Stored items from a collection
____
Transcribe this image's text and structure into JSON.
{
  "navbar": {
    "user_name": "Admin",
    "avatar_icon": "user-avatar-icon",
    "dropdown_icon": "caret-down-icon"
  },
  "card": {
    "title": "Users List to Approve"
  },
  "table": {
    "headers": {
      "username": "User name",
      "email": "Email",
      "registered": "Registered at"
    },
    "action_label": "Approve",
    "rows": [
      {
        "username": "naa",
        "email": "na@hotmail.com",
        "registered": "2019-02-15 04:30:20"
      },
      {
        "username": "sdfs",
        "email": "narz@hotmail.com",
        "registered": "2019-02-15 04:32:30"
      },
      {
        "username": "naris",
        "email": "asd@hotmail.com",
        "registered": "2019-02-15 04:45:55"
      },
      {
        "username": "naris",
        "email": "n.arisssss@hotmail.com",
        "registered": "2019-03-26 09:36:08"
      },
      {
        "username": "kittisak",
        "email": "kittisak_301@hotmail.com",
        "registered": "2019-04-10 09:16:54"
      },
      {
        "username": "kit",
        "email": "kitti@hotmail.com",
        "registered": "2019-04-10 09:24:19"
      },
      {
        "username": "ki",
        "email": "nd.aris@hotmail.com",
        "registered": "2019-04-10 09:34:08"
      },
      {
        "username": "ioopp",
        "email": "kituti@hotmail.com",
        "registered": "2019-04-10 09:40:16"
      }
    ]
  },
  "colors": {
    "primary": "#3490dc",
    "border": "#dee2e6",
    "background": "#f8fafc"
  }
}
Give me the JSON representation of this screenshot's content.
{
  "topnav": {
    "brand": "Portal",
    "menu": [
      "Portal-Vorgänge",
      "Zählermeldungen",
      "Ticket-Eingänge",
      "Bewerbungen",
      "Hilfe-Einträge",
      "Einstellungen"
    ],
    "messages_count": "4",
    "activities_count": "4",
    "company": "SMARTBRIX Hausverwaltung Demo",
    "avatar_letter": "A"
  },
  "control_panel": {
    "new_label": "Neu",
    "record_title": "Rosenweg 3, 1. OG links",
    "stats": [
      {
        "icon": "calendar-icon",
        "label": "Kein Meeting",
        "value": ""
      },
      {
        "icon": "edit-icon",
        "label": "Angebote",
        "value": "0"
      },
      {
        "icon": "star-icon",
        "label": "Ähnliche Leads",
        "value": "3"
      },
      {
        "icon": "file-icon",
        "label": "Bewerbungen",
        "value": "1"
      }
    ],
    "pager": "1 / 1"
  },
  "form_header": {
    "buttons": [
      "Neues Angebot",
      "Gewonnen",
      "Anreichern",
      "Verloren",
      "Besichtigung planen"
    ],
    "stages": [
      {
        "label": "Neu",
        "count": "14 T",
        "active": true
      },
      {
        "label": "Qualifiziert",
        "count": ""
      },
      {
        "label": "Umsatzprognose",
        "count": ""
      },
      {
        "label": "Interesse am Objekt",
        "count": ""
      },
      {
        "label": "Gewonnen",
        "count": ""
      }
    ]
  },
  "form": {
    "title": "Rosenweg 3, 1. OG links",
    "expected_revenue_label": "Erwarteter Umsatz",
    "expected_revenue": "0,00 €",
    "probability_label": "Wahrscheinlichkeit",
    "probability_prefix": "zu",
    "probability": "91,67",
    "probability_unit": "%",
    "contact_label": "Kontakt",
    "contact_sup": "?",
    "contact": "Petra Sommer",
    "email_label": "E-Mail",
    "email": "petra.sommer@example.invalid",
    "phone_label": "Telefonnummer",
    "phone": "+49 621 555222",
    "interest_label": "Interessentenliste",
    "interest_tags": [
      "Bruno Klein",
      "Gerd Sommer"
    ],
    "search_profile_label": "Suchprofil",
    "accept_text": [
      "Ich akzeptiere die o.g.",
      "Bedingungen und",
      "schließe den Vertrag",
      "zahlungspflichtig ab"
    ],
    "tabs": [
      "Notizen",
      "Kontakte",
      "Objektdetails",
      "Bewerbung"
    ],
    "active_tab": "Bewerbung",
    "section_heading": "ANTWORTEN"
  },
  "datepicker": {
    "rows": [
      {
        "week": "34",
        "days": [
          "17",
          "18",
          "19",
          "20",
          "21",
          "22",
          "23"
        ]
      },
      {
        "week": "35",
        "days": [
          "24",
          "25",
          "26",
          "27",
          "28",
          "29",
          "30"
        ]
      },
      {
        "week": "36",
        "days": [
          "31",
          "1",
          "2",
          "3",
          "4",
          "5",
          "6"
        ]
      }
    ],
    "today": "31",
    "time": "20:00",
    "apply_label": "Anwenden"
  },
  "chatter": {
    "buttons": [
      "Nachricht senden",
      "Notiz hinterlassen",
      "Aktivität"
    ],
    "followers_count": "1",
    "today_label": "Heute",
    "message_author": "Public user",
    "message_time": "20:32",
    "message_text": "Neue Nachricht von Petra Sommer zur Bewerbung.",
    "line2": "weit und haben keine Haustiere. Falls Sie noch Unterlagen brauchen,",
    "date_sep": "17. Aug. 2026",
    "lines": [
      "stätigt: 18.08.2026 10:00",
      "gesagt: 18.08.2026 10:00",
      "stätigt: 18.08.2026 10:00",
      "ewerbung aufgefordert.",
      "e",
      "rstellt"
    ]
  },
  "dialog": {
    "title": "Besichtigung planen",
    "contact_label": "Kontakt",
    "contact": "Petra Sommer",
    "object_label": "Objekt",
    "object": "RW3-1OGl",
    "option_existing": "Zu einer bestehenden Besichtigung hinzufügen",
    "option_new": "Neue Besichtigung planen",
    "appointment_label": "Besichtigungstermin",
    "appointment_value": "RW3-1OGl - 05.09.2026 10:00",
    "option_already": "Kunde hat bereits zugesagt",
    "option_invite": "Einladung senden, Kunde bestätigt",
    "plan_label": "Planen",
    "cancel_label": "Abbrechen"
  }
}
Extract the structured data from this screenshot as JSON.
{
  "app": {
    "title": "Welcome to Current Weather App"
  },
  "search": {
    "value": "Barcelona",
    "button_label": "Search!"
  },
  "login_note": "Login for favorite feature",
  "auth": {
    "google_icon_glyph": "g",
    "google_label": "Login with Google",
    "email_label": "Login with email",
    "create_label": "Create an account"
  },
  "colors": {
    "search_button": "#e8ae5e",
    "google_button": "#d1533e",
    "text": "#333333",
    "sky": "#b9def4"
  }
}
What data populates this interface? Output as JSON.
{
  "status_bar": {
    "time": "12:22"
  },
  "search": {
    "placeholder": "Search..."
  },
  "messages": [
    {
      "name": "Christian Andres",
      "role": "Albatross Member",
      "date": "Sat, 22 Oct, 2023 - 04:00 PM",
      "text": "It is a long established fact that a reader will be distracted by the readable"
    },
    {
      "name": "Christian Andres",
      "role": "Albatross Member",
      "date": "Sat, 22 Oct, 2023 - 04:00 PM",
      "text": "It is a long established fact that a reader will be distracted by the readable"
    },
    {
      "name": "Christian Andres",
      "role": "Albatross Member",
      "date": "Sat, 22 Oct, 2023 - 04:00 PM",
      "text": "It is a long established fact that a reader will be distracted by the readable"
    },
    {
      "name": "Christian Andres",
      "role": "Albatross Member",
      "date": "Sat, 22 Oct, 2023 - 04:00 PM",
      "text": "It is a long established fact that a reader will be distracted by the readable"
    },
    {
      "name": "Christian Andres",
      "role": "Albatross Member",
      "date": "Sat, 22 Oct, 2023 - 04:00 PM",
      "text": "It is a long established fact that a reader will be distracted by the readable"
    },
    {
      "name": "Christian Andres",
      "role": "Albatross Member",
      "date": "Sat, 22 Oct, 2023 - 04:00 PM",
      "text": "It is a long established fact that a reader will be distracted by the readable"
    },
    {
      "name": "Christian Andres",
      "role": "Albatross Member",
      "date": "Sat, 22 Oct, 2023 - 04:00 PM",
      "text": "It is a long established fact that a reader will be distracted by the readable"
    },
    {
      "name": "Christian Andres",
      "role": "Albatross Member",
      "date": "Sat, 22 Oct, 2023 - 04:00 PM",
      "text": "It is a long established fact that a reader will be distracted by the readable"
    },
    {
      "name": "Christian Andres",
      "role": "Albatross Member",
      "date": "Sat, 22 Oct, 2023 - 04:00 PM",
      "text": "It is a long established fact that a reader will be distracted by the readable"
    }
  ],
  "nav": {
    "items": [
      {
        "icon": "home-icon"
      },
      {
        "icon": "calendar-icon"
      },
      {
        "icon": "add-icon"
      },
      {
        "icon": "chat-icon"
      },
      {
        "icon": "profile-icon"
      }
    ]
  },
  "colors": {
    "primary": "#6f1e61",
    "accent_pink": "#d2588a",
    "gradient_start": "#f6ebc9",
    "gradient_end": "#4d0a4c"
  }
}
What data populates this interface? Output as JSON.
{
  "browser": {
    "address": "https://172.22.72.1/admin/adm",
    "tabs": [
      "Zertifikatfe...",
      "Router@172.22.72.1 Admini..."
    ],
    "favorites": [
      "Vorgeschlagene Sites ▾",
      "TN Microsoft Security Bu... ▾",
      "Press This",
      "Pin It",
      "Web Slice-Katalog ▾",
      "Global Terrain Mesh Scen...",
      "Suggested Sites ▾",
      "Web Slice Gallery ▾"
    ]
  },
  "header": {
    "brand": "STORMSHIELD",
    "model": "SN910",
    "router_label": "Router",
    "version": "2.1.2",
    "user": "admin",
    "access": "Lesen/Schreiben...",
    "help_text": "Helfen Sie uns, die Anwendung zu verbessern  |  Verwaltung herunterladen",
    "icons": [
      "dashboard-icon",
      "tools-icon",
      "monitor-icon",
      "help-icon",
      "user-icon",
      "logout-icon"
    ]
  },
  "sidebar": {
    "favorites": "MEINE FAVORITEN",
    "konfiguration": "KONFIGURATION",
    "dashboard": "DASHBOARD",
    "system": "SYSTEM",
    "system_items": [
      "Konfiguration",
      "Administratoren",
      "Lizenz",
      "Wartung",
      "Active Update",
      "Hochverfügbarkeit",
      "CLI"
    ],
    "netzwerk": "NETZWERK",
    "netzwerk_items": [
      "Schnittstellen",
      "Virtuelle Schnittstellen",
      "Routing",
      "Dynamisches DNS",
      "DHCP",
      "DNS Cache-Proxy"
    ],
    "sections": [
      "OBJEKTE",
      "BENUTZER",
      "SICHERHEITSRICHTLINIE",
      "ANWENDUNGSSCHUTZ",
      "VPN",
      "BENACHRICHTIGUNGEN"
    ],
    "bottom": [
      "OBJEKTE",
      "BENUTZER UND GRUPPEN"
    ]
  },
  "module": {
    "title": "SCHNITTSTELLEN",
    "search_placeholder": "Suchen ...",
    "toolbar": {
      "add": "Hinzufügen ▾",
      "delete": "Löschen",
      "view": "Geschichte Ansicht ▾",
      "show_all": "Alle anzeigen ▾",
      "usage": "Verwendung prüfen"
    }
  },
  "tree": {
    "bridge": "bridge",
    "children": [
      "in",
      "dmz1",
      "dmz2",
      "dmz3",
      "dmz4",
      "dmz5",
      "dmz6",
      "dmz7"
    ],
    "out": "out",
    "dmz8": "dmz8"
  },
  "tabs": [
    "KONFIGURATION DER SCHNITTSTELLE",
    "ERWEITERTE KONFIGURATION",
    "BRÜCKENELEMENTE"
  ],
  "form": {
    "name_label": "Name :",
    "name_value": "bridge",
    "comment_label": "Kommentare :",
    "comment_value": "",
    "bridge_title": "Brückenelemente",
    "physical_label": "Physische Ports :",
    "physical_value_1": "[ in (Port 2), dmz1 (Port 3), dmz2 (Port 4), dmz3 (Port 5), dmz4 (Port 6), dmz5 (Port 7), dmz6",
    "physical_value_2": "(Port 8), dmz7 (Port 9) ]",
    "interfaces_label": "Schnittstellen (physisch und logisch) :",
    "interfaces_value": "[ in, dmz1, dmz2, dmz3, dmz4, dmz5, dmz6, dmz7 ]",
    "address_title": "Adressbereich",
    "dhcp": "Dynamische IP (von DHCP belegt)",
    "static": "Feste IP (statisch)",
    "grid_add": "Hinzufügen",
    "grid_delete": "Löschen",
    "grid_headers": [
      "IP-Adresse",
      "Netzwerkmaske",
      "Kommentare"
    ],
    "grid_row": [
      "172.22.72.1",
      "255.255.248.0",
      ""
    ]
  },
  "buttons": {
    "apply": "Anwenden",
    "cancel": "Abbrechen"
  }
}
____
#### SHORT TASK
Find the word "Kunde" in the data and show each line that holds it.

#### EXERCISE SOLUTION
    "option_already": "Kunde hat bereits zugesagt",
    "option_invite": "Einladung senden, Kunde bestätigt",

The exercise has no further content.